● **WHAT TO DO**
All of the records below must be output exactly, with no pictures carried over.
======== LISTED RECORDS ========
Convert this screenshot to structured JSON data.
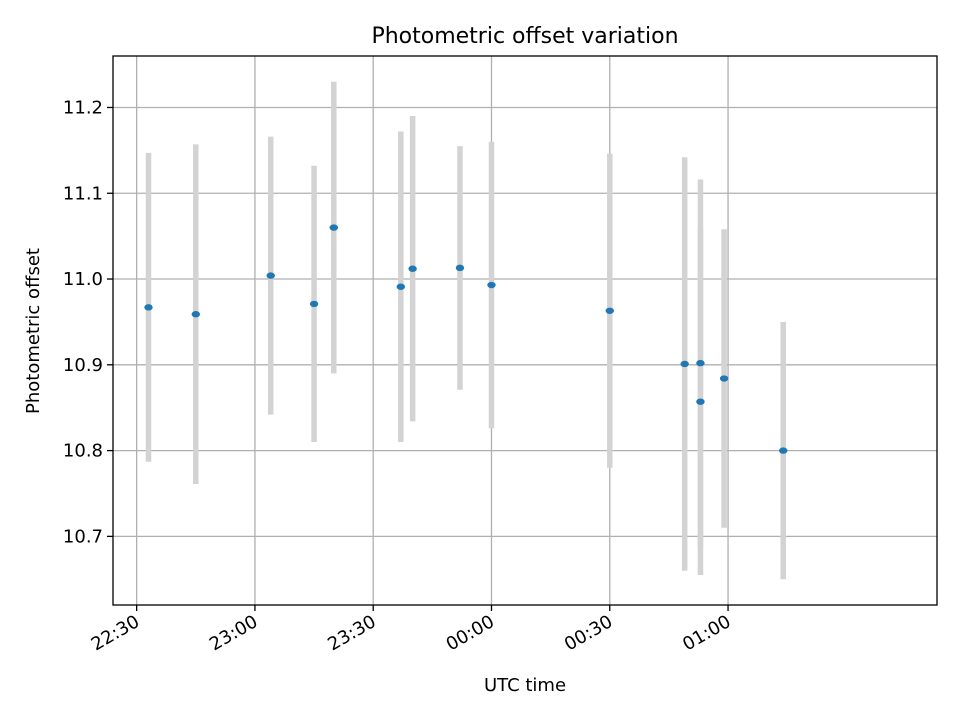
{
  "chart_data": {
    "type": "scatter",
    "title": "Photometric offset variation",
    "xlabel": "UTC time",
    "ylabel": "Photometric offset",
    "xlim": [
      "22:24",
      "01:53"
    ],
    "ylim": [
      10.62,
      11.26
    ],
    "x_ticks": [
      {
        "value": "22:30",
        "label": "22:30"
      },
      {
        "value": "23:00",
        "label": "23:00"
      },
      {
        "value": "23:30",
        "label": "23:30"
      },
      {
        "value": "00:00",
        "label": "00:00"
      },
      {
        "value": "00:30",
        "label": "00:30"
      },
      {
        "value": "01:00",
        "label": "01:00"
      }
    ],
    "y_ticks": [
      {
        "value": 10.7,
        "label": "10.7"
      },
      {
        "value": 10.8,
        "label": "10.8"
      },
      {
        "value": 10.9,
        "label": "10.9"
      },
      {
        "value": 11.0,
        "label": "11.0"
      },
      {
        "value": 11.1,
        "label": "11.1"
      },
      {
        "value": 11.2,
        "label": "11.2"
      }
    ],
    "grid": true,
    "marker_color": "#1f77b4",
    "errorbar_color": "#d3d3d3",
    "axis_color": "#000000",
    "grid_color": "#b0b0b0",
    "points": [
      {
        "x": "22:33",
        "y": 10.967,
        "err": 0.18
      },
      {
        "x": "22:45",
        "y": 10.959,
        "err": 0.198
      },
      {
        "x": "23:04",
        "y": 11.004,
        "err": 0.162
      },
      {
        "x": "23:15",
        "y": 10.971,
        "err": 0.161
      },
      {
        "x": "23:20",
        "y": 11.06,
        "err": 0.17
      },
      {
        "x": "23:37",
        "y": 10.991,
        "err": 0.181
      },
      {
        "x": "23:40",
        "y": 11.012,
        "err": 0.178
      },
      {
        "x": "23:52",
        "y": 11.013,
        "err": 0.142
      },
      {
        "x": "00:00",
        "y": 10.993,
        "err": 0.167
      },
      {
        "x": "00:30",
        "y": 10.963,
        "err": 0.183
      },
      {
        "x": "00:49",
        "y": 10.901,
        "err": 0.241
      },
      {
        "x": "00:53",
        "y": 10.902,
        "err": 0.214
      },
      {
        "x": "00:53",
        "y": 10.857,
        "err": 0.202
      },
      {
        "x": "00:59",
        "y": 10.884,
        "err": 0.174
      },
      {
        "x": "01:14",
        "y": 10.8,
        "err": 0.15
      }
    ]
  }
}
========
● **ANSWER TO THIS TASK**
Convert this screenshot to structured JSON data.
{
  "chart_data": {
    "type": "scatter",
    "title": "Photometric offset variation",
    "xlabel": "UTC time",
    "ylabel": "Photometric offset",
    "xlim": [
      "22:24",
      "01:53"
    ],
    "ylim": [
      10.62,
      11.26
    ],
    "x_ticks": [
      {
        "value": "22:30",
        "label": "22:30"
      },
      {
        "value": "23:00",
        "label": "23:00"
      },
      {
        "value": "23:30",
        "label": "23:30"
      },
      {
        "value": "00:00",
        "label": "00:00"
      },
      {
        "value": "00:30",
        "label": "00:30"
      },
      {
        "value": "01:00",
        "label": "01:00"
      }
    ],
    "y_ticks": [
      {
        "value": 10.7,
        "label": "10.7"
      },
      {
        "value": 10.8,
        "label": "10.8"
      },
      {
        "value": 10.9,
        "label": "10.9"
      },
      {
        "value": 11.0,
        "label": "11.0"
      },
      {
        "value": 11.1,
        "label": "11.1"
      },
      {
        "value": 11.2,
        "label": "11.2"
      }
    ],
    "grid": true,
    "marker_color": "#1f77b4",
    "errorbar_color": "#d3d3d3",
    "axis_color": "#000000",
    "grid_color": "#b0b0b0",
    "points": [
      {
        "x": "22:33",
        "y": 10.967,
        "err": 0.18
      },
      {
        "x": "22:45",
        "y": 10.959,
        "err": 0.198
      },
      {
        "x": "23:04",
        "y": 11.004,
        "err": 0.162
      },
      {
        "x": "23:15",
        "y": 10.971,
        "err": 0.161
      },
      {
        "x": "23:20",
        "y": 11.06,
        "err": 0.17
      },
      {
        "x": "23:37",
        "y": 10.991,
        "err": 0.181
      },
      {
        "x": "23:40",
        "y": 11.012,
        "err": 0.178
      },
      {
        "x": "23:52",
        "y": 11.013,
        "err": 0.142
      },
      {
        "x": "00:00",
        "y": 10.993,
        "err": 0.167
      },
      {
        "x": "00:30",
        "y": 10.963,
        "err": 0.183
      },
      {
        "x": "00:49",
        "y": 10.901,
        "err": 0.241
      },
      {
        "x": "00:53",
        "y": 10.902,
        "err": 0.214
      },
      {
        "x": "00:53",
        "y": 10.857,
        "err": 0.202
      },
      {
        "x": "00:59",
        "y": 10.884,
        "err": 0.174
      },
      {
        "x": "01:14",
        "y": 10.8,
        "err": 0.15
      }
    ]
  }
}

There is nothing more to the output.